Task prompt.
Report the number of lines in the entries below that include the word "Nadir", and nothing else.

━━━━

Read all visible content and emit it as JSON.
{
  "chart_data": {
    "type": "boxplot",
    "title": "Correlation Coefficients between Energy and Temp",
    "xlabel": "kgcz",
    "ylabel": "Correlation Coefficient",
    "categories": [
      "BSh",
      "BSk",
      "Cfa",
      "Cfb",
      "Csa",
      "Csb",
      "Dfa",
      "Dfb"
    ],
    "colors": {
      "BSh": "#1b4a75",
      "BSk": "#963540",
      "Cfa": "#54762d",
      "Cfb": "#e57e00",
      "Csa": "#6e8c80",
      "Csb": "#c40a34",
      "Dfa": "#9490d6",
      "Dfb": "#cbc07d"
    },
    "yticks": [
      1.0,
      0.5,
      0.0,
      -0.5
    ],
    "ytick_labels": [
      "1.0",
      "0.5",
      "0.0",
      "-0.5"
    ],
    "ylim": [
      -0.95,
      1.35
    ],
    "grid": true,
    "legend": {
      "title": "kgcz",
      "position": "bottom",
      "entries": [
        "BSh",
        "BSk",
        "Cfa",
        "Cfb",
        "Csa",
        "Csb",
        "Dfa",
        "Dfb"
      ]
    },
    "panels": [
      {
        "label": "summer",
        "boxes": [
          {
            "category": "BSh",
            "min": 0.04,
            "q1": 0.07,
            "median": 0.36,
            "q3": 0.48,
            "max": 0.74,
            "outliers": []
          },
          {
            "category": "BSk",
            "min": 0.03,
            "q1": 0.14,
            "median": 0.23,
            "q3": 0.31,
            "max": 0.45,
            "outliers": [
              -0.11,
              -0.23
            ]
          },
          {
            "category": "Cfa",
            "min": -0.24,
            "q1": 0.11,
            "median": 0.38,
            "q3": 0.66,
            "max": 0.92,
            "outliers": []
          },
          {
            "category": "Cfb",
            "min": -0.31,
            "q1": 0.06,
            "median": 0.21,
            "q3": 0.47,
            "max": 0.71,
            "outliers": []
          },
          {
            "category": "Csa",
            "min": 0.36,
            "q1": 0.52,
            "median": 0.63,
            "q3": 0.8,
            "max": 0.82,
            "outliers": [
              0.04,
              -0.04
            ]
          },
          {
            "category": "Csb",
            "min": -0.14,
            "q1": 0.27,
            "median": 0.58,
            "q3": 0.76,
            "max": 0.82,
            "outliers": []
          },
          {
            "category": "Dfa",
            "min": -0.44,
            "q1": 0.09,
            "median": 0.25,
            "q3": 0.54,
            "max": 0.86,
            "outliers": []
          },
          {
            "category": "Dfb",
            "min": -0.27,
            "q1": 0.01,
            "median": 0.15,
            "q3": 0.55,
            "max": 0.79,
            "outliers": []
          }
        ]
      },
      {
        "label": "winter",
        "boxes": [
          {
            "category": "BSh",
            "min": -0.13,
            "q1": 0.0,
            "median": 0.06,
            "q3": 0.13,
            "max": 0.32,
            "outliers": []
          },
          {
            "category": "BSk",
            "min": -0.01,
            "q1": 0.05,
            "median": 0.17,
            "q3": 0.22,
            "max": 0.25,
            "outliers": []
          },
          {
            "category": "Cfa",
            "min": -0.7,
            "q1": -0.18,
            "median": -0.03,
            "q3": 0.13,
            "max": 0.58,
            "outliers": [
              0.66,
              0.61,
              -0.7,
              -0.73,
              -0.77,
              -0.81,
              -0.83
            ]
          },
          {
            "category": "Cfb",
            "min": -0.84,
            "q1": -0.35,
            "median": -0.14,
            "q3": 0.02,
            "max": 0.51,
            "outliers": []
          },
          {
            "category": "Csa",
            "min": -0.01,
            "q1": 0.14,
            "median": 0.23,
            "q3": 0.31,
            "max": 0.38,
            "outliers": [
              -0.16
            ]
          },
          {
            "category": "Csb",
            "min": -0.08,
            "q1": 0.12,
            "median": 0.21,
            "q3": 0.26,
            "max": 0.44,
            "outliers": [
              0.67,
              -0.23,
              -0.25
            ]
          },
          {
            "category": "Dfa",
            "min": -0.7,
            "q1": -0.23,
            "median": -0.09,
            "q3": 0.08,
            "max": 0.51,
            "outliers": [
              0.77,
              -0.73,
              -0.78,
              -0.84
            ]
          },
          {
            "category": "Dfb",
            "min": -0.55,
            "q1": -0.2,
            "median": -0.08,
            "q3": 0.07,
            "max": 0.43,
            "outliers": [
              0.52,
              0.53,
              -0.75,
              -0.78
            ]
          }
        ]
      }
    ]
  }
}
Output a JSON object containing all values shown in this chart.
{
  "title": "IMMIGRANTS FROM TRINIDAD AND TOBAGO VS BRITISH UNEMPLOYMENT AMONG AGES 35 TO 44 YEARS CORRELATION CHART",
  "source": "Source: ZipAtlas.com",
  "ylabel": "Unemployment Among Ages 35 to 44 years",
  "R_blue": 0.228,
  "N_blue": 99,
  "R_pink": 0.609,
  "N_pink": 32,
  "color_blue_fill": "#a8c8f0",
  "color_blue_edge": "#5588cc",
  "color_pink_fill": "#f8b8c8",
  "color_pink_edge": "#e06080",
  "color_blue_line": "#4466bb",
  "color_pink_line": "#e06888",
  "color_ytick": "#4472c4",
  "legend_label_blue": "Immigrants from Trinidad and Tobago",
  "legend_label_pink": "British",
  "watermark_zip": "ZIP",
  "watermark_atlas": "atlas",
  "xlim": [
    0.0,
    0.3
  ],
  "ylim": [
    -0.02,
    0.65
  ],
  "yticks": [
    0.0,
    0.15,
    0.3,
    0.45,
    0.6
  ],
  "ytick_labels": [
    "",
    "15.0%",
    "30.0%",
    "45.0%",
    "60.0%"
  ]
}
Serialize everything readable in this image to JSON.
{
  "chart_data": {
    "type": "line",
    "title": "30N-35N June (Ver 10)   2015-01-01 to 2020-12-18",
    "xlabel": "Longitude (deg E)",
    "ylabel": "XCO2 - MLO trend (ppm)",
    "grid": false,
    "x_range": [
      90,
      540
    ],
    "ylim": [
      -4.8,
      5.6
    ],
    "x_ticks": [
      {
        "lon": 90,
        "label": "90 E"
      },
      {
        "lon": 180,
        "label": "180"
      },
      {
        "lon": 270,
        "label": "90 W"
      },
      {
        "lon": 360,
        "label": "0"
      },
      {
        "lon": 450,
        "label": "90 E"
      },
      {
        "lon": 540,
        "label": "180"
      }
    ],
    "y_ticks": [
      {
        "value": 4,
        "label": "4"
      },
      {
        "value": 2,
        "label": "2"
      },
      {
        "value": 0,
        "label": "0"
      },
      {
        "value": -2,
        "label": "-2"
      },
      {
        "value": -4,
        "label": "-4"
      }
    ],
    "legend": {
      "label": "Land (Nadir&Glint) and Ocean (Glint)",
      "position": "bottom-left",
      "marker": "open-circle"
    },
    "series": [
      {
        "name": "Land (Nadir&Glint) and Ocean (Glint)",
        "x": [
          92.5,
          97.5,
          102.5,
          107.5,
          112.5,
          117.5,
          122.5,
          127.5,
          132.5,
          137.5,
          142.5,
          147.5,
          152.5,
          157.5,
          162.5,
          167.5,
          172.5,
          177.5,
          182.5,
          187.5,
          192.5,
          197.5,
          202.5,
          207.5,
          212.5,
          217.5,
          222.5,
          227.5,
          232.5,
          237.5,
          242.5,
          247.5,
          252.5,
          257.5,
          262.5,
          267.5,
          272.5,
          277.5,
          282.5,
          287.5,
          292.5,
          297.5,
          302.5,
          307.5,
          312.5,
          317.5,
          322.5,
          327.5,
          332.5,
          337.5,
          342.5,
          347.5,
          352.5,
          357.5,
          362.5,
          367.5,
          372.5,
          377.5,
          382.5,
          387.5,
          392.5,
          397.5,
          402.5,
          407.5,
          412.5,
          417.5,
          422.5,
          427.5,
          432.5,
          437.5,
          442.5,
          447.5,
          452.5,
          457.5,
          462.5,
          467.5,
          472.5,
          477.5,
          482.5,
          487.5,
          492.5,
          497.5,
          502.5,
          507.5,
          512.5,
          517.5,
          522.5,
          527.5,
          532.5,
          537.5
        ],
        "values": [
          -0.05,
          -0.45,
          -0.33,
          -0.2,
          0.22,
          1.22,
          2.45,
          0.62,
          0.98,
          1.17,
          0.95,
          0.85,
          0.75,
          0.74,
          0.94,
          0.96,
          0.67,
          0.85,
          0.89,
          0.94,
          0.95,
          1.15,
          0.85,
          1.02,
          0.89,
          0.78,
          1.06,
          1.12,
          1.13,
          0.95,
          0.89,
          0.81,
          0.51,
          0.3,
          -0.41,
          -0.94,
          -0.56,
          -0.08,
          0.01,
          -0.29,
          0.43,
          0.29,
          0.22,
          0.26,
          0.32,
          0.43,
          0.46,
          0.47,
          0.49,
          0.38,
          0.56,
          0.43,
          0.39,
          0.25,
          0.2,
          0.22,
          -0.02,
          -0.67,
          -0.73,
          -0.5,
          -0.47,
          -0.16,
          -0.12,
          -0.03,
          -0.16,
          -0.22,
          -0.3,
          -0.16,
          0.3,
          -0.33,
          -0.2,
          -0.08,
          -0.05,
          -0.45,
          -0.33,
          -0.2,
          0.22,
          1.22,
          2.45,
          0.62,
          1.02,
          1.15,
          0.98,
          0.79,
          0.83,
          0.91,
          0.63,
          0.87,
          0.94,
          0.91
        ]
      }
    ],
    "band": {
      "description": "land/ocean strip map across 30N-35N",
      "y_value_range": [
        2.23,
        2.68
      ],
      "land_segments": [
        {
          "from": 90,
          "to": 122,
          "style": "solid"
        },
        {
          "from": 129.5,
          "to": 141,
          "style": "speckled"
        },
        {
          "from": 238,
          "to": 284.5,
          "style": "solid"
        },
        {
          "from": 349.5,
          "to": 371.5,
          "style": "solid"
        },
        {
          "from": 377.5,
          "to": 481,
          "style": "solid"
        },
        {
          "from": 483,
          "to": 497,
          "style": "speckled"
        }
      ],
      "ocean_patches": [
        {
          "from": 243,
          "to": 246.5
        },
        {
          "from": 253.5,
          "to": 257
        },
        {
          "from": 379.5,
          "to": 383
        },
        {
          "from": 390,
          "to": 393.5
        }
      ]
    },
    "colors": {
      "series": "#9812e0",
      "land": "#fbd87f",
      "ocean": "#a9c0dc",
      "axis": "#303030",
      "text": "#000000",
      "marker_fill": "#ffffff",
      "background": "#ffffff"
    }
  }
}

━━━━

Response to the exercise.
2